▶ Record set
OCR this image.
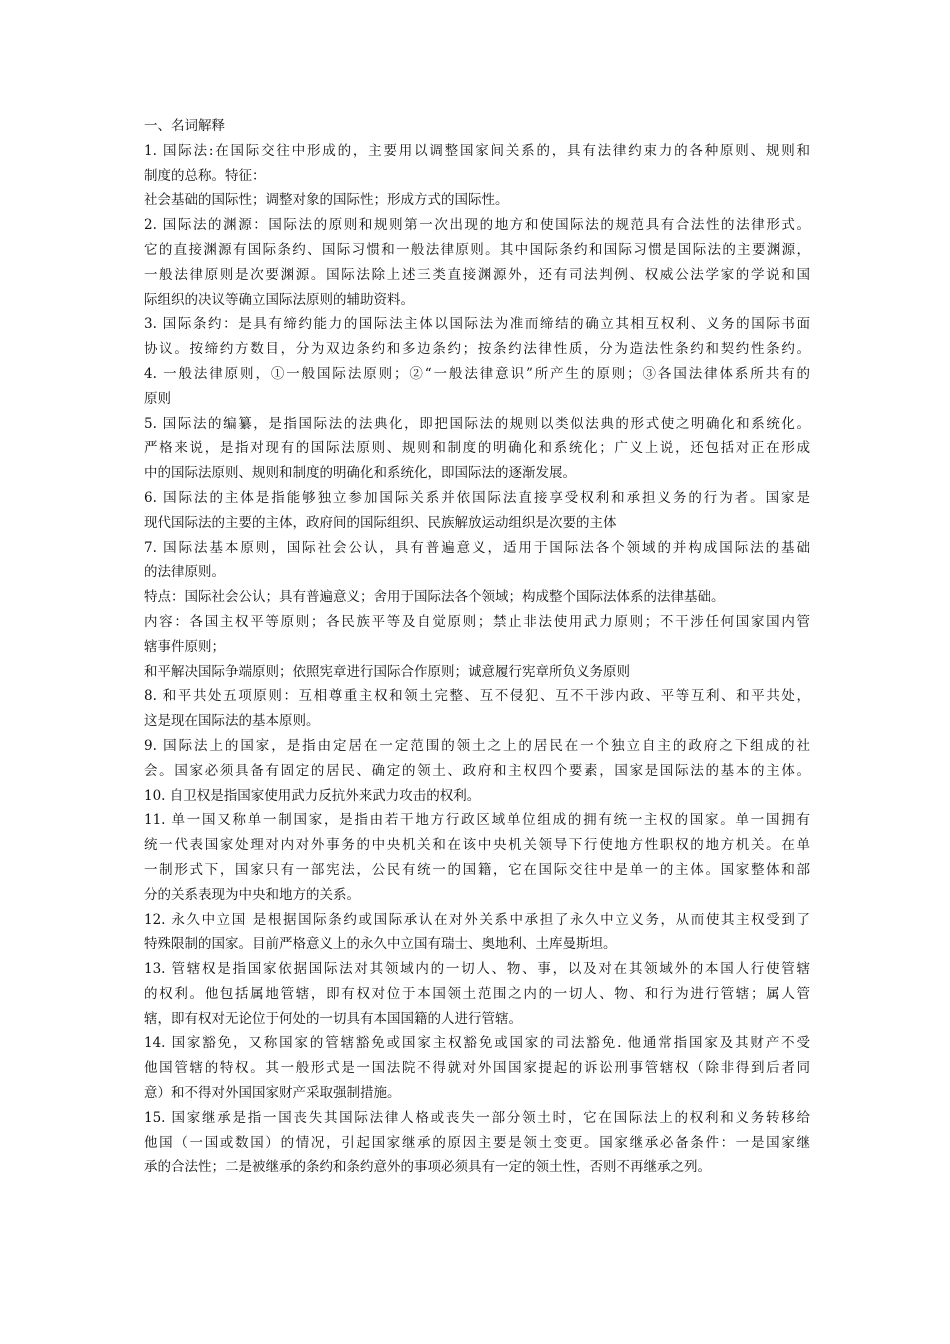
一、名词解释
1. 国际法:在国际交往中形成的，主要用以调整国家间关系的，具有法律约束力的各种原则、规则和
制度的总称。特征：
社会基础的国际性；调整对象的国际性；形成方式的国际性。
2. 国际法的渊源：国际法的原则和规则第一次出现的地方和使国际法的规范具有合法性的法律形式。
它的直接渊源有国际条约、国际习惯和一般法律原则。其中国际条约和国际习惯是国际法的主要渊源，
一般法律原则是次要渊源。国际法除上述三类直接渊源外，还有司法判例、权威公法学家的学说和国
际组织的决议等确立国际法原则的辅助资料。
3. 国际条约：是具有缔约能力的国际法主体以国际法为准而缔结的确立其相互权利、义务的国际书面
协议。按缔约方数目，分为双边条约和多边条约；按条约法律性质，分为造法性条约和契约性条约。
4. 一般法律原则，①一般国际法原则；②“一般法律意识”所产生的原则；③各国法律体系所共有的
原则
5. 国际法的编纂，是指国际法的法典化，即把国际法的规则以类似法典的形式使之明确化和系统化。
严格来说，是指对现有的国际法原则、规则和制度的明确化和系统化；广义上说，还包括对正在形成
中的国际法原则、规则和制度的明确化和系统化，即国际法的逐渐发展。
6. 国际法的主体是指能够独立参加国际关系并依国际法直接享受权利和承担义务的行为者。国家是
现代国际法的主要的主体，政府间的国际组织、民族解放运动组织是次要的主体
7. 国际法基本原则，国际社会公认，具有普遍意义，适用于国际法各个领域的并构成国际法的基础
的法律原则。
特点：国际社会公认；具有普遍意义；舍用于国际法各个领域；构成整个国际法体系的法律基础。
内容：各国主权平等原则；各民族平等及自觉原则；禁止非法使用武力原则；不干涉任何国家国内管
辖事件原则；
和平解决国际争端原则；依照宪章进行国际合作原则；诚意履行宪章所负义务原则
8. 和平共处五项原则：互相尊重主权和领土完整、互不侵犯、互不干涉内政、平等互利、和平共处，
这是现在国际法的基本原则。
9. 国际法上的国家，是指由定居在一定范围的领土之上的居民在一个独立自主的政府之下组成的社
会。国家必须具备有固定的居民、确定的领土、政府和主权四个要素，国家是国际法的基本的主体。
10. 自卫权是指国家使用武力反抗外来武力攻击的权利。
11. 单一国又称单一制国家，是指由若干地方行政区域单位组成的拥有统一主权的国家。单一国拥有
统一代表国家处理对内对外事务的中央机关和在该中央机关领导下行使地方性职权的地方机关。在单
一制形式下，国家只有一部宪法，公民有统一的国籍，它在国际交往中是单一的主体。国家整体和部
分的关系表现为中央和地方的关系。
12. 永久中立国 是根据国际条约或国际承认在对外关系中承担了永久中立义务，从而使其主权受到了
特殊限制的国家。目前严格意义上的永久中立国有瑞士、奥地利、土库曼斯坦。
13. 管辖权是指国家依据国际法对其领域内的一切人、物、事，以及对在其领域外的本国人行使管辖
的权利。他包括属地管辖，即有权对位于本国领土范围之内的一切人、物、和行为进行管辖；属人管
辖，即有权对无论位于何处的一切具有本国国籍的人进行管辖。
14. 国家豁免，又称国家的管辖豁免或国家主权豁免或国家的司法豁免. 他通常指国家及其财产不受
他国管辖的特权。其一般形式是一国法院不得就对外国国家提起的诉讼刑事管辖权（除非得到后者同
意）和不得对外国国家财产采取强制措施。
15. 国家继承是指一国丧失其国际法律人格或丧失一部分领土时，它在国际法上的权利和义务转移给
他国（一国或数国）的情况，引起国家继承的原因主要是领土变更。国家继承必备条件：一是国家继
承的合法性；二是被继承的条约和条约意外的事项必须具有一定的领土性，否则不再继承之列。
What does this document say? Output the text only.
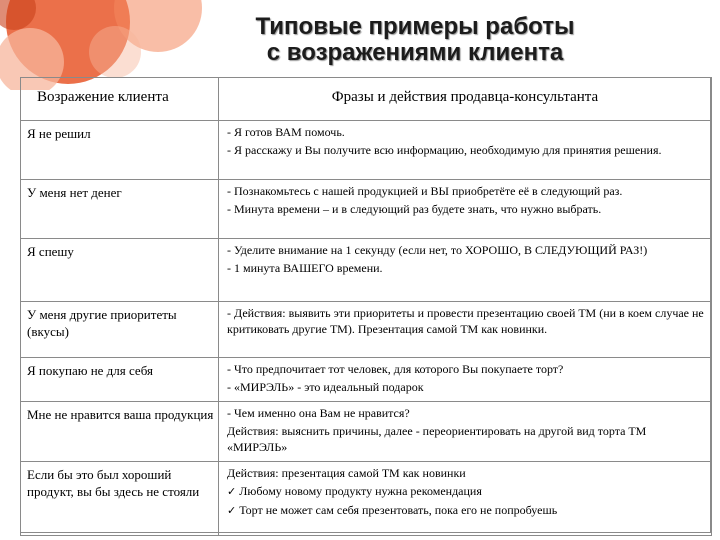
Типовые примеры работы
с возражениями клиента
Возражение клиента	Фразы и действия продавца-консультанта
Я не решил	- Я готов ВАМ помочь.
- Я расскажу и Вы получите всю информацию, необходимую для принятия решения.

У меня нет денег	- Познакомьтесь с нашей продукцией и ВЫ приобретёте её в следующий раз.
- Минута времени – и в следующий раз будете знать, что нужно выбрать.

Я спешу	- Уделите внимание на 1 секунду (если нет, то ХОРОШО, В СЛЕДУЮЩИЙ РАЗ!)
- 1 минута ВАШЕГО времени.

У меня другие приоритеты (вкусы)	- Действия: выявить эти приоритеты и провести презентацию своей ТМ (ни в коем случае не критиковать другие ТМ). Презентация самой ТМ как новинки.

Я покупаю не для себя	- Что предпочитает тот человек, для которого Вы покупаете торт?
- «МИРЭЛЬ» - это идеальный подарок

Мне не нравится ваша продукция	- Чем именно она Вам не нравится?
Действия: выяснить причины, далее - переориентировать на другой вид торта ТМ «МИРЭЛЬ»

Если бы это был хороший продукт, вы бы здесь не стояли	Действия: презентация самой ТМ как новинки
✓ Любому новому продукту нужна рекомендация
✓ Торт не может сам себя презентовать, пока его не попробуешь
* * *
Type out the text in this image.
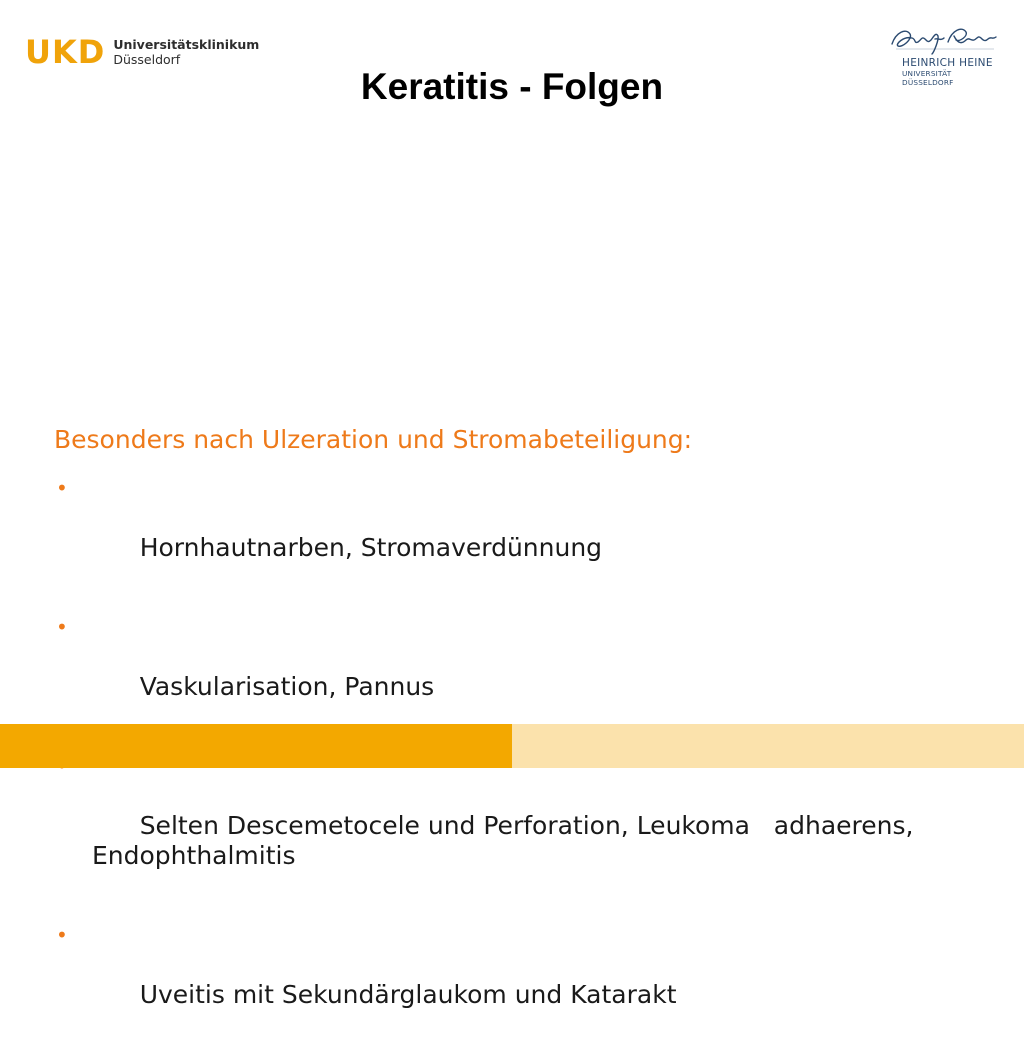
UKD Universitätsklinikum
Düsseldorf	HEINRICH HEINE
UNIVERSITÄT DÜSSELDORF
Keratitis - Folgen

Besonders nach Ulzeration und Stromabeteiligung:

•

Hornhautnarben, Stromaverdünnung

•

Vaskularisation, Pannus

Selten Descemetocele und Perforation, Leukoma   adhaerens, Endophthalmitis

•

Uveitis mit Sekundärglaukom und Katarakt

▶ What this task involves
Using the material above, gather every line that includes "самой".

▶ Problem solution
У меня другие приоритеты (вкусы)	- Действия: выявить эти приоритеты и провести презентацию своей ТМ (ни в коем случае не критиковать другие ТМ). Презентация самой ТМ как новинки.
Если бы это был хороший продукт, вы бы здесь не стояли	Действия: презентация самой ТМ как новинки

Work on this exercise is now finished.